List each line holding the string "bảng".
>> start
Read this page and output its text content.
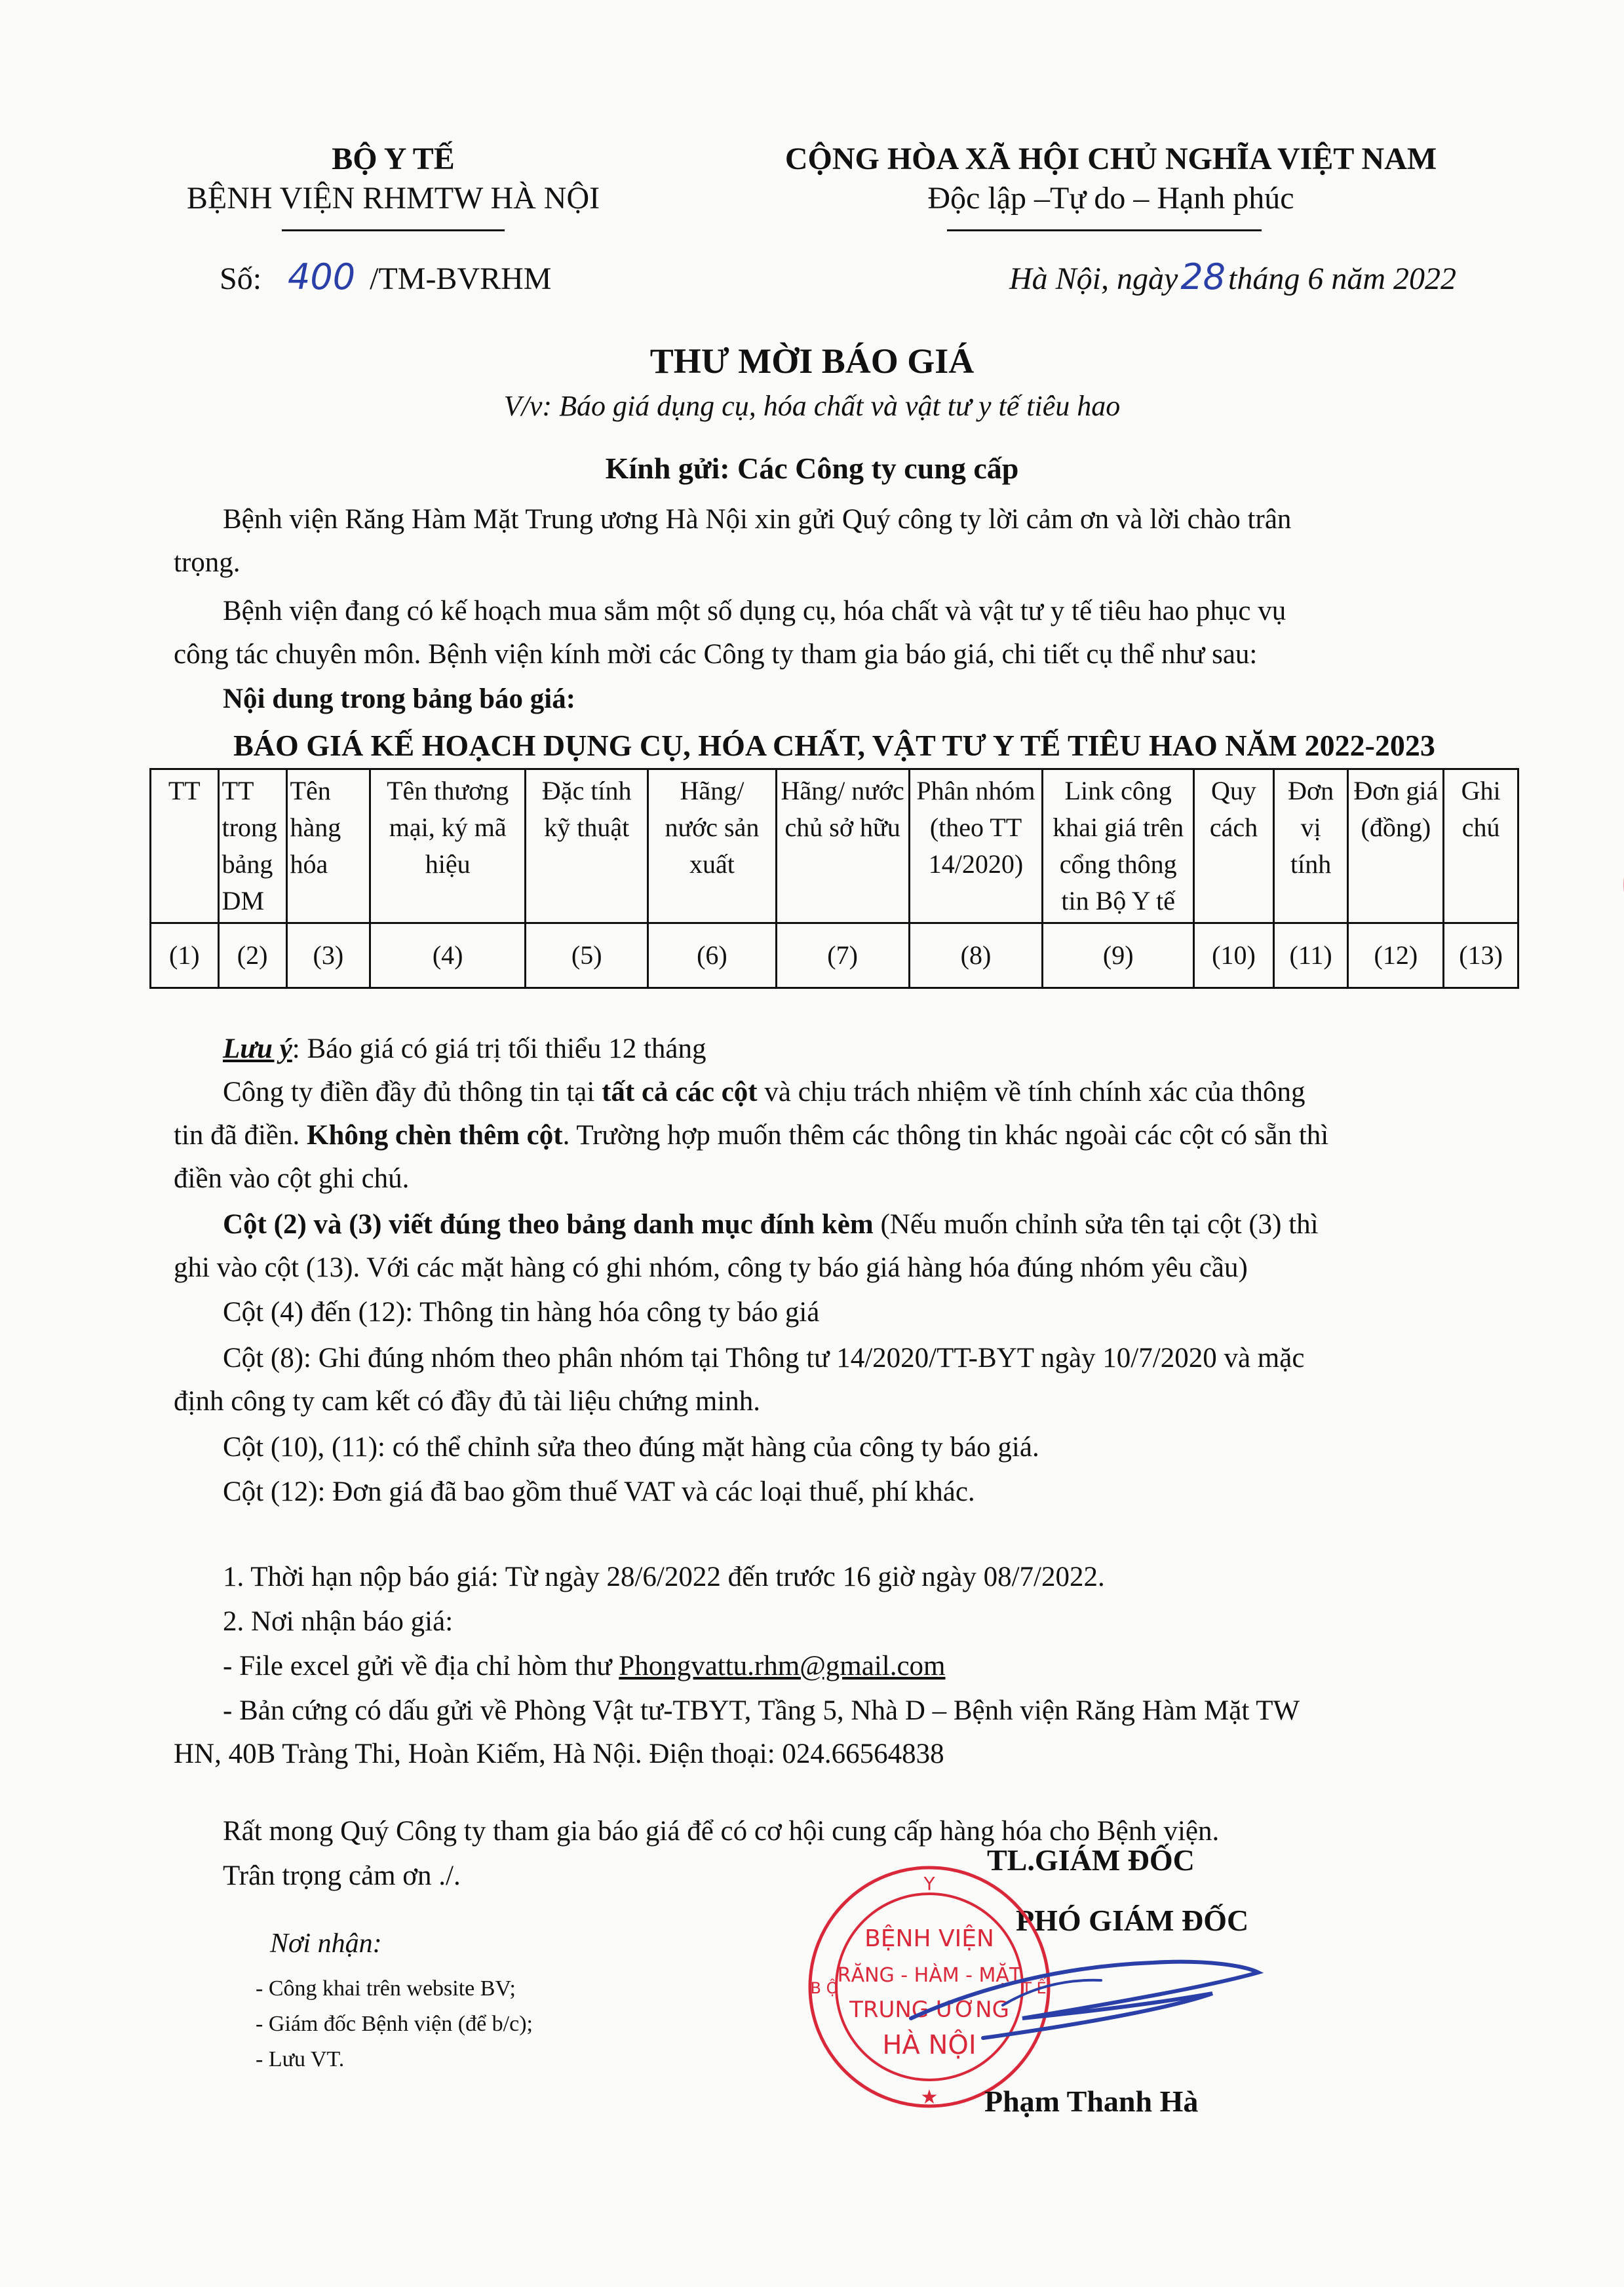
BỘ Y TẾ
BỆNH VIỆN RHMTW HÀ NỘI
Số: 400 /TM-BVRHM
CỘNG HÒA XÃ HỘI CHỦ NGHĨA VIỆT NAM
Độc lập –Tự do – Hạnh phúc
Hà Nội, ngày28tháng 6 năm 2022
THƯ MỜI BÁO GIÁ
V/v: Báo giá dụng cụ, hóa chất và vật tư y tế tiêu hao
Kính gửi: Các Công ty cung cấp
Bệnh viện Răng Hàm Mặt Trung ương Hà Nội xin gửi Quý công ty lời cảm ơn và lời chào trân
trọng.
Bệnh viện đang có kế hoạch mua sắm một số dụng cụ, hóa chất và vật tư y tế tiêu hao phục vụ
công tác chuyên môn. Bệnh viện kính mời các Công ty tham gia báo giá, chi tiết cụ thể như sau:
Nội dung trong bảng báo giá:
BÁO GIÁ KẾ HOẠCH DỤNG CỤ, HÓA CHẤT, VẬT TƯ Y TẾ TIÊU HAO NĂM 2022-2023
TT	TT trong bảng DM	Tên hàng hóa	Tên thương mại, ký mã hiệu	Đặc tính kỹ thuật	Hãng/ nước sản xuất	Hãng/ nước chủ sở hữu	Phân nhóm (theo TT 14/2020)	Link công khai giá trên cổng thông tin Bộ Y tế	Quy cách	Đơn vị tính	Đơn giá (đồng)	Ghi chú
(1)	(2)	(3)	(4)	(5)	(6)	(7)	(8)	(9)	(10)	(11)	(12)	(13)
Lưu ý: Báo giá có giá trị tối thiểu 12 tháng
Công ty điền đầy đủ thông tin tại tất cả các cột và chịu trách nhiệm về tính chính xác của thông
tin đã điền. Không chèn thêm cột. Trường hợp muốn thêm các thông tin khác ngoài các cột có sẵn thì
điền vào cột ghi chú.
Cột (2) và (3) viết đúng theo bảng danh mục đính kèm (Nếu muốn chỉnh sửa tên tại cột (3) thì
ghi vào cột (13). Với các mặt hàng có ghi nhóm, công ty báo giá hàng hóa đúng nhóm yêu cầu)
Cột (4) đến (12): Thông tin hàng hóa công ty báo giá
Cột (8): Ghi đúng nhóm theo phân nhóm tại Thông tư 14/2020/TT-BYT ngày 10/7/2020 và mặc
định công ty cam kết có đầy đủ tài liệu chứng minh.
Cột (10), (11): có thể chỉnh sửa theo đúng mặt hàng của công ty báo giá.
Cột (12): Đơn giá đã bao gồm thuế VAT và các loại thuế, phí khác.
1. Thời hạn nộp báo giá: Từ ngày 28/6/2022 đến trước 16 giờ ngày 08/7/2022.
2. Nơi nhận báo giá:
- File excel gửi về địa chỉ hòm thư Phongvattu.rhm@gmail.com
- Bản cứng có dấu gửi về Phòng Vật tư-TBYT, Tầng 5, Nhà D – Bệnh viện Răng Hàm Mặt TW
HN, 40B Tràng Thi, Hoàn Kiếm, Hà Nội. Điện thoại: 024.66564838
Rất mong Quý Công ty tham gia báo giá để có cơ hội cung cấp hàng hóa cho Bệnh viện.
Trân trọng cảm ơn ./.
Nơi nhận:
- Công khai trên website BV;
- Giám đốc Bệnh viện (để b/c);
- Lưu VT.
TL.GIÁM ĐỐC
PHÓ GIÁM ĐỐC
Y
B Ộ	T Ế
BỆNH VIỆN
RĂNG - HÀM - MẶT
TRUNG ƯƠNG
HÀ NỘI
★ Phạm Thanh Hà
>> end
▸ Solved exercise:
Nội dung trong bảng báo giá:
TT	TT trong bảng DM	Tên hàng hóa	Tên thương mại, ký mã hiệu	Đặc tính kỹ thuật	Hãng/ nước sản xuất	Hãng/ nước chủ sở hữu	Phân nhóm (theo TT 14/2020)	Link công khai giá trên cổng thông tin Bộ Y tế	Quy cách	Đơn vị tính	Đơn giá (đồng)	Ghi chú
Cột (2) và (3) viết đúng theo bảng danh mục đính kèm (Nếu muốn chỉnh sửa tên tại cột (3) thì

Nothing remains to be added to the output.